+++ Data section
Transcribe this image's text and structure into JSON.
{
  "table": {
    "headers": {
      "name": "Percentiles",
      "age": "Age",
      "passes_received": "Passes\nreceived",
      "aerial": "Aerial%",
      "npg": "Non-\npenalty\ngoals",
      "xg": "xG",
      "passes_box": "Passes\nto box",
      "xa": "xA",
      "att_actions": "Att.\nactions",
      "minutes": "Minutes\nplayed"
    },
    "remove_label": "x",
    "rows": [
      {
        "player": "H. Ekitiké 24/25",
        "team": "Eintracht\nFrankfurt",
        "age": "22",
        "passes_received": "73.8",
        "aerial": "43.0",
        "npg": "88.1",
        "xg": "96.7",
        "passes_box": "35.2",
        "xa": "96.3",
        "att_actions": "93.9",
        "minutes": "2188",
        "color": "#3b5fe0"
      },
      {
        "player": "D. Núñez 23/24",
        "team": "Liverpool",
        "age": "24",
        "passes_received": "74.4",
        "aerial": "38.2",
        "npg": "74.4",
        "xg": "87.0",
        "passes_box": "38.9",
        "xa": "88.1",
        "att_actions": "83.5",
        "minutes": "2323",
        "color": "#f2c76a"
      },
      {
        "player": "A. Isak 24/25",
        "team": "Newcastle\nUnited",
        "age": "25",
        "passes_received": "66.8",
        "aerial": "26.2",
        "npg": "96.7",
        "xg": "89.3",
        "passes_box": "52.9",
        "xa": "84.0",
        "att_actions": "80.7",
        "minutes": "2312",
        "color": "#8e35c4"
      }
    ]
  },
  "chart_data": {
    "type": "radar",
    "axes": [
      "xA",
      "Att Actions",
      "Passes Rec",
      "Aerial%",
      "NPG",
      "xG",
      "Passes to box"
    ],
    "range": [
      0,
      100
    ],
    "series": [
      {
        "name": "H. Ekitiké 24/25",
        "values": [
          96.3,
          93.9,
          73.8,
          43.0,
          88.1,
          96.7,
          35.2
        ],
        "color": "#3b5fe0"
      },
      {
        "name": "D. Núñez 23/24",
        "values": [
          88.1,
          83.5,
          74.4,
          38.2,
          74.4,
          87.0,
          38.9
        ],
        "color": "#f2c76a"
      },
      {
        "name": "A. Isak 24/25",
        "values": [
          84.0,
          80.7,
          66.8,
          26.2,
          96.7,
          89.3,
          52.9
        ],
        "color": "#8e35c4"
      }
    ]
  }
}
++++++
• _Task brief_: Write down every line of the data exactly as it appears above.

• _Task solution_:
Transcribe this image's text and structure into JSON.
{
  "table": {
    "headers": {
      "name": "Percentiles",
      "age": "Age",
      "passes_received": "Passes\nreceived",
      "aerial": "Aerial%",
      "npg": "Non-\npenalty\ngoals",
      "xg": "xG",
      "passes_box": "Passes\nto box",
      "xa": "xA",
      "att_actions": "Att.\nactions",
      "minutes": "Minutes\nplayed"
    },
    "remove_label": "x",
    "rows": [
      {
        "player": "H. Ekitiké 24/25",
        "team": "Eintracht\nFrankfurt",
        "age": "22",
        "passes_received": "73.8",
        "aerial": "43.0",
        "npg": "88.1",
        "xg": "96.7",
        "passes_box": "35.2",
        "xa": "96.3",
        "att_actions": "93.9",
        "minutes": "2188",
        "color": "#3b5fe0"
      },
      {
        "player": "D. Núñez 23/24",
        "team": "Liverpool",
        "age": "24",
        "passes_received": "74.4",
        "aerial": "38.2",
        "npg": "74.4",
        "xg": "87.0",
        "passes_box": "38.9",
        "xa": "88.1",
        "att_actions": "83.5",
        "minutes": "2323",
        "color": "#f2c76a"
      },
      {
        "player": "A. Isak 24/25",
        "team": "Newcastle\nUnited",
        "age": "25",
        "passes_received": "66.8",
        "aerial": "26.2",
        "npg": "96.7",
        "xg": "89.3",
        "passes_box": "52.9",
        "xa": "84.0",
        "att_actions": "80.7",
        "minutes": "2312",
        "color": "#8e35c4"
      }
    ]
  },
  "chart_data": {
    "type": "radar",
    "axes": [
      "xA",
      "Att Actions",
      "Passes Rec",
      "Aerial%",
      "NPG",
      "xG",
      "Passes to box"
    ],
    "range": [
      0,
      100
    ],
    "series": [
      {
        "name": "H. Ekitiké 24/25",
        "values": [
          96.3,
          93.9,
          73.8,
          43.0,
          88.1,
          96.7,
          35.2
        ],
        "color": "#3b5fe0"
      },
      {
        "name": "D. Núñez 23/24",
        "values": [
          88.1,
          83.5,
          74.4,
          38.2,
          74.4,
          87.0,
          38.9
        ],
        "color": "#f2c76a"
      },
      {
        "name": "A. Isak 24/25",
        "values": [
          84.0,
          80.7,
          66.8,
          26.2,
          96.7,
          89.3,
          52.9
        ],
        "color": "#8e35c4"
      }
    ]
  }
}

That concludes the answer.